## Task brief
Pull every line holding the string "hàng" from the records below.

Collected data
□ □ □ □
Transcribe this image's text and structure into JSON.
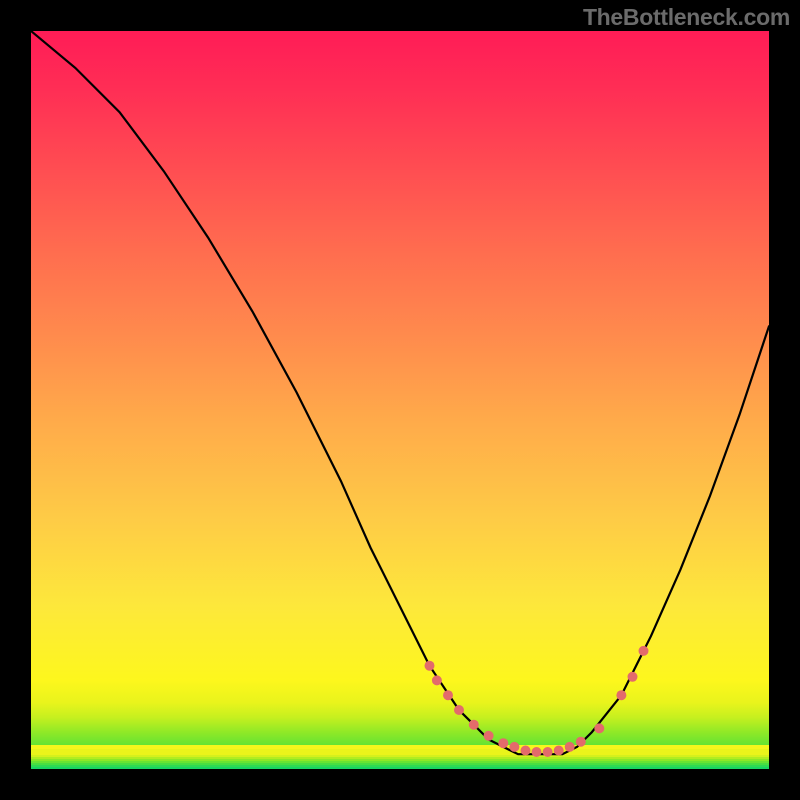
{
  "watermark": "TheBottleneck.com",
  "chart_data": {
    "type": "line",
    "title": "",
    "xlabel": "",
    "ylabel": "",
    "xlim": [
      0,
      100
    ],
    "ylim": [
      0,
      100
    ],
    "grid": false,
    "series": [
      {
        "name": "bottleneck-curve",
        "color": "#000000",
        "x": [
          0,
          6,
          12,
          18,
          24,
          30,
          36,
          42,
          46,
          50,
          54,
          58,
          60,
          62,
          64,
          66,
          68,
          70,
          72,
          74,
          76,
          80,
          84,
          88,
          92,
          96,
          100
        ],
        "y": [
          100,
          95,
          89,
          81,
          72,
          62,
          51,
          39,
          30,
          22,
          14,
          8,
          6,
          4,
          3,
          2,
          2,
          2,
          2,
          3,
          5,
          10,
          18,
          27,
          37,
          48,
          60
        ]
      }
    ],
    "markers": {
      "name": "highlight-dots",
      "color": "#e36b6b",
      "radius_px": 5,
      "points_xy": [
        [
          54,
          14
        ],
        [
          55,
          12
        ],
        [
          56.5,
          10
        ],
        [
          58,
          8
        ],
        [
          60,
          6
        ],
        [
          62,
          4.5
        ],
        [
          64,
          3.5
        ],
        [
          65.5,
          3
        ],
        [
          67,
          2.5
        ],
        [
          68.5,
          2.3
        ],
        [
          70,
          2.3
        ],
        [
          71.5,
          2.5
        ],
        [
          73,
          3
        ],
        [
          74.5,
          3.7
        ],
        [
          77,
          5.5
        ],
        [
          80,
          10
        ],
        [
          81.5,
          12.5
        ],
        [
          83,
          16
        ]
      ]
    },
    "background_gradient": {
      "top": "#ff1c56",
      "mid": "#ffd73f",
      "bottom": "#18d462"
    }
  }
}
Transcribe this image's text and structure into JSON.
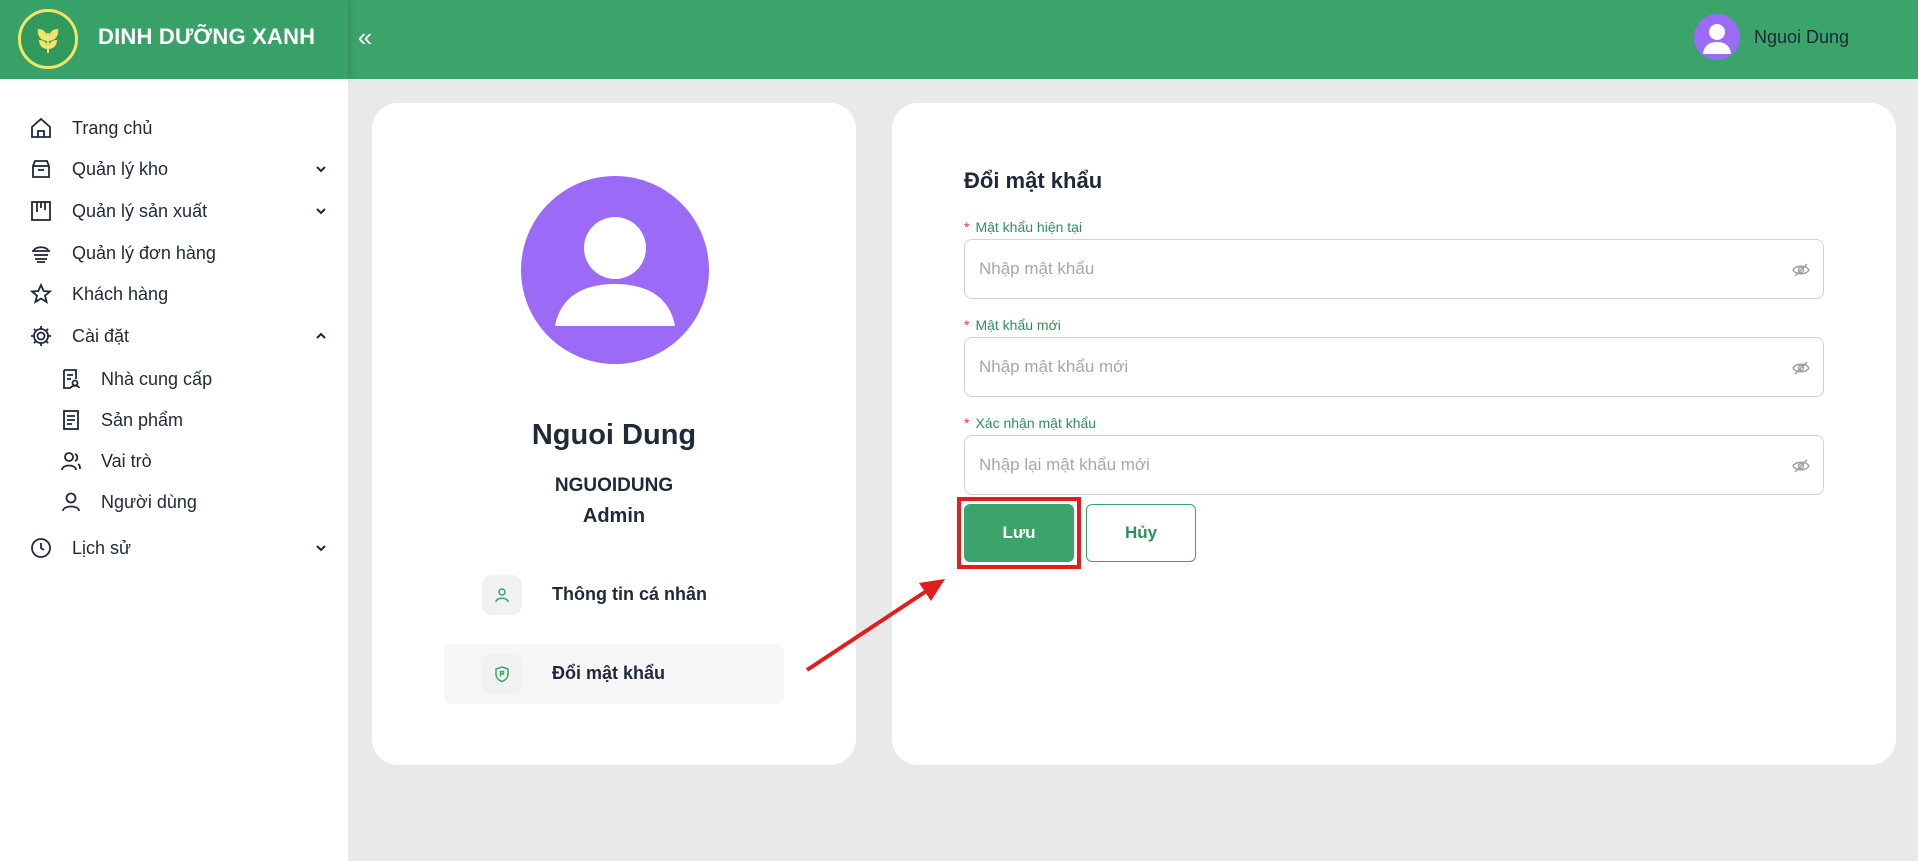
{
  "header": {
    "brand_name": "DINH DƯỠNG XANH",
    "collapse_glyph": "«",
    "user_name": "Nguoi Dung",
    "bg_color": "#3aa46a"
  },
  "sidebar": {
    "items": [
      {
        "label": "Trang chủ",
        "icon": "home-icon"
      },
      {
        "label": "Quản lý kho",
        "icon": "inventory-icon",
        "expanded": false
      },
      {
        "label": "Quản lý sản xuất",
        "icon": "production-icon",
        "expanded": false
      },
      {
        "label": "Quản lý đơn hàng",
        "icon": "orders-icon"
      },
      {
        "label": "Khách hàng",
        "icon": "star-icon"
      },
      {
        "label": "Cài đặt",
        "icon": "gear-icon",
        "expanded": true
      },
      {
        "label": "Nhà cung cấp",
        "icon": "supplier-icon"
      },
      {
        "label": "Sản phẩm",
        "icon": "product-icon"
      },
      {
        "label": "Vai trò",
        "icon": "role-icon"
      },
      {
        "label": "Người dùng",
        "icon": "user-icon"
      },
      {
        "label": "Lịch sử",
        "icon": "history-icon",
        "expanded": false
      }
    ]
  },
  "profile": {
    "display_name": "Nguoi Dung",
    "username": "NGUOIDUNG",
    "role": "Admin",
    "menu": [
      {
        "label": "Thông tin cá nhân",
        "icon": "person-icon",
        "active": false
      },
      {
        "label": "Đổi mật khẩu",
        "icon": "shield-icon",
        "active": true
      }
    ]
  },
  "change_password": {
    "title": "Đổi mật khẩu",
    "required_mark": "*",
    "fields": [
      {
        "label": "Mật khẩu hiện tại",
        "placeholder": "Nhập mật khẩu",
        "value": ""
      },
      {
        "label": "Mật khẩu mới",
        "placeholder": "Nhập mật khẩu mới",
        "value": ""
      },
      {
        "label": "Xác nhận mật khẩu",
        "placeholder": "Nhập lại mật khẩu mới",
        "value": ""
      }
    ],
    "save_label": "Lưu",
    "cancel_label": "Hủy"
  },
  "colors": {
    "accent": "#3aa46a",
    "avatar": "#9b6bf8",
    "annotation": "#e11d1d"
  }
}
□ □ □ □
## Solution to this exercise
        "label": "Quản lý đơn hàng",
        "label": "Khách hàng",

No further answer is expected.